▶ [Instructions for the task]: Repeat each entry in full, exactly.

* Begin Input *

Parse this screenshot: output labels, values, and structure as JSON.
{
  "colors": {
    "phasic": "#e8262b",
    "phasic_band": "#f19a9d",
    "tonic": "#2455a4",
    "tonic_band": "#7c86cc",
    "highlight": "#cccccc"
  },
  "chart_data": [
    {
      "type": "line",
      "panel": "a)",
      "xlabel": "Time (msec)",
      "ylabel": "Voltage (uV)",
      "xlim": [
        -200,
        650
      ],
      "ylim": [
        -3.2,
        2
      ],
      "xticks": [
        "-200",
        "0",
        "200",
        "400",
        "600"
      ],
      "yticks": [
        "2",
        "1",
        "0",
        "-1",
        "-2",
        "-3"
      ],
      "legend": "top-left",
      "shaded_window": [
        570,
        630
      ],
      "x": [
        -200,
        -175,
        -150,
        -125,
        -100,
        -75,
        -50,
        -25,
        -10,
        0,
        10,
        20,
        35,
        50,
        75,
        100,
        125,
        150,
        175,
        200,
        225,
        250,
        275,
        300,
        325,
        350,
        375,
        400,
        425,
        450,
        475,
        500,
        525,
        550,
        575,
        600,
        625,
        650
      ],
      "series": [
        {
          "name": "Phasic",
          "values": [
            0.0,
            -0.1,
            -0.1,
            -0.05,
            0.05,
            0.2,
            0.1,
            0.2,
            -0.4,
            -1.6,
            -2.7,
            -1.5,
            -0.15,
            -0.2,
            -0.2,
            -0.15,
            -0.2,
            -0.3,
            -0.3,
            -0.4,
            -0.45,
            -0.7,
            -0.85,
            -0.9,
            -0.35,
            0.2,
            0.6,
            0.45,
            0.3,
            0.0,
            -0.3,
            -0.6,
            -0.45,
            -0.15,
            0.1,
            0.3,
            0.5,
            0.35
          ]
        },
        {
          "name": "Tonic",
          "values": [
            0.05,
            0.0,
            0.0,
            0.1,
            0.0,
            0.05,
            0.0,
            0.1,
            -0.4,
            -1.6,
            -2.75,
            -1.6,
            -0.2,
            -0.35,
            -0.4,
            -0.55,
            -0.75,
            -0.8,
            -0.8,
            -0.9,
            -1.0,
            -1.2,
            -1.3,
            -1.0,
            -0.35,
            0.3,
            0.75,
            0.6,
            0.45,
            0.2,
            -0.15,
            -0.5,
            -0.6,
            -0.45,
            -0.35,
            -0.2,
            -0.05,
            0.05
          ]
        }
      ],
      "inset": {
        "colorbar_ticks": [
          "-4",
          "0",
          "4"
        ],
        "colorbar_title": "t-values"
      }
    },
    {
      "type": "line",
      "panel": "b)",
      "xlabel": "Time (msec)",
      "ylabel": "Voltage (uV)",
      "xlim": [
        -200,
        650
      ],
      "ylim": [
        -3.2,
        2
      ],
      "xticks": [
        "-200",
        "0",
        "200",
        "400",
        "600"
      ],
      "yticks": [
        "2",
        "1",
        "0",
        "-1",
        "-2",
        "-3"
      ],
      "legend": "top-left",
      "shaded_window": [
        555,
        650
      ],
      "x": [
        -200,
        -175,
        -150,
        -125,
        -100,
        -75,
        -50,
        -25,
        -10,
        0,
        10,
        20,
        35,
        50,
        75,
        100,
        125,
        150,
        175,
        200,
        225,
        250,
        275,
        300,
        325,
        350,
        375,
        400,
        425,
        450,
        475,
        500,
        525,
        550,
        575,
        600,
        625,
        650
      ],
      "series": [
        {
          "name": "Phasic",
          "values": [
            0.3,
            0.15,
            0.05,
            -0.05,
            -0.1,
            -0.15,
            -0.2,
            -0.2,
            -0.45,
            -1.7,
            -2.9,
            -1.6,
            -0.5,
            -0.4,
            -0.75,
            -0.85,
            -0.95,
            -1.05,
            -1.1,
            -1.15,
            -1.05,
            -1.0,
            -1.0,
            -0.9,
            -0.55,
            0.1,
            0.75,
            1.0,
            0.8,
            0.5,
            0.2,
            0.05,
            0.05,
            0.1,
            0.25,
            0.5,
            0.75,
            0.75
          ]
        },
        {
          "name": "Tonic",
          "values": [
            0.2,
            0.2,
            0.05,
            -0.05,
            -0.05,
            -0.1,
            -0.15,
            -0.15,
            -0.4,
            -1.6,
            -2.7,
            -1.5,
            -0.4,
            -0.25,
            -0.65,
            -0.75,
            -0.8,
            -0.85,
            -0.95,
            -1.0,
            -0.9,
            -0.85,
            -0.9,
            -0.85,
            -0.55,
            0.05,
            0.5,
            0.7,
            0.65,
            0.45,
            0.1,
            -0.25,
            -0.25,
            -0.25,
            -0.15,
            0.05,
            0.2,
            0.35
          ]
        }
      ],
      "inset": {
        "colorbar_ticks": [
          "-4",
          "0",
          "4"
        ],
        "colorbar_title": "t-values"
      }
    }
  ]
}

* End Input *

▶ [Response]:
Parse this screenshot: output labels, values, and structure as JSON.
{
  "colors": {
    "phasic": "#e8262b",
    "phasic_band": "#f19a9d",
    "tonic": "#2455a4",
    "tonic_band": "#7c86cc",
    "highlight": "#cccccc"
  },
  "chart_data": [
    {
      "type": "line",
      "panel": "a)",
      "xlabel": "Time (msec)",
      "ylabel": "Voltage (uV)",
      "xlim": [
        -200,
        650
      ],
      "ylim": [
        -3.2,
        2
      ],
      "xticks": [
        "-200",
        "0",
        "200",
        "400",
        "600"
      ],
      "yticks": [
        "2",
        "1",
        "0",
        "-1",
        "-2",
        "-3"
      ],
      "legend": "top-left",
      "shaded_window": [
        570,
        630
      ],
      "x": [
        -200,
        -175,
        -150,
        -125,
        -100,
        -75,
        -50,
        -25,
        -10,
        0,
        10,
        20,
        35,
        50,
        75,
        100,
        125,
        150,
        175,
        200,
        225,
        250,
        275,
        300,
        325,
        350,
        375,
        400,
        425,
        450,
        475,
        500,
        525,
        550,
        575,
        600,
        625,
        650
      ],
      "series": [
        {
          "name": "Phasic",
          "values": [
            0.0,
            -0.1,
            -0.1,
            -0.05,
            0.05,
            0.2,
            0.1,
            0.2,
            -0.4,
            -1.6,
            -2.7,
            -1.5,
            -0.15,
            -0.2,
            -0.2,
            -0.15,
            -0.2,
            -0.3,
            -0.3,
            -0.4,
            -0.45,
            -0.7,
            -0.85,
            -0.9,
            -0.35,
            0.2,
            0.6,
            0.45,
            0.3,
            0.0,
            -0.3,
            -0.6,
            -0.45,
            -0.15,
            0.1,
            0.3,
            0.5,
            0.35
          ]
        },
        {
          "name": "Tonic",
          "values": [
            0.05,
            0.0,
            0.0,
            0.1,
            0.0,
            0.05,
            0.0,
            0.1,
            -0.4,
            -1.6,
            -2.75,
            -1.6,
            -0.2,
            -0.35,
            -0.4,
            -0.55,
            -0.75,
            -0.8,
            -0.8,
            -0.9,
            -1.0,
            -1.2,
            -1.3,
            -1.0,
            -0.35,
            0.3,
            0.75,
            0.6,
            0.45,
            0.2,
            -0.15,
            -0.5,
            -0.6,
            -0.45,
            -0.35,
            -0.2,
            -0.05,
            0.05
          ]
        }
      ],
      "inset": {
        "colorbar_ticks": [
          "-4",
          "0",
          "4"
        ],
        "colorbar_title": "t-values"
      }
    },
    {
      "type": "line",
      "panel": "b)",
      "xlabel": "Time (msec)",
      "ylabel": "Voltage (uV)",
      "xlim": [
        -200,
        650
      ],
      "ylim": [
        -3.2,
        2
      ],
      "xticks": [
        "-200",
        "0",
        "200",
        "400",
        "600"
      ],
      "yticks": [
        "2",
        "1",
        "0",
        "-1",
        "-2",
        "-3"
      ],
      "legend": "top-left",
      "shaded_window": [
        555,
        650
      ],
      "x": [
        -200,
        -175,
        -150,
        -125,
        -100,
        -75,
        -50,
        -25,
        -10,
        0,
        10,
        20,
        35,
        50,
        75,
        100,
        125,
        150,
        175,
        200,
        225,
        250,
        275,
        300,
        325,
        350,
        375,
        400,
        425,
        450,
        475,
        500,
        525,
        550,
        575,
        600,
        625,
        650
      ],
      "series": [
        {
          "name": "Phasic",
          "values": [
            0.3,
            0.15,
            0.05,
            -0.05,
            -0.1,
            -0.15,
            -0.2,
            -0.2,
            -0.45,
            -1.7,
            -2.9,
            -1.6,
            -0.5,
            -0.4,
            -0.75,
            -0.85,
            -0.95,
            -1.05,
            -1.1,
            -1.15,
            -1.05,
            -1.0,
            -1.0,
            -0.9,
            -0.55,
            0.1,
            0.75,
            1.0,
            0.8,
            0.5,
            0.2,
            0.05,
            0.05,
            0.1,
            0.25,
            0.5,
            0.75,
            0.75
          ]
        },
        {
          "name": "Tonic",
          "values": [
            0.2,
            0.2,
            0.05,
            -0.05,
            -0.05,
            -0.1,
            -0.15,
            -0.15,
            -0.4,
            -1.6,
            -2.7,
            -1.5,
            -0.4,
            -0.25,
            -0.65,
            -0.75,
            -0.8,
            -0.85,
            -0.95,
            -1.0,
            -0.9,
            -0.85,
            -0.9,
            -0.85,
            -0.55,
            0.05,
            0.5,
            0.7,
            0.65,
            0.45,
            0.1,
            -0.25,
            -0.25,
            -0.25,
            -0.15,
            0.05,
            0.2,
            0.35
          ]
        }
      ],
      "inset": {
        "colorbar_ticks": [
          "-4",
          "0",
          "4"
        ],
        "colorbar_title": "t-values"
      }
    }
  ]
}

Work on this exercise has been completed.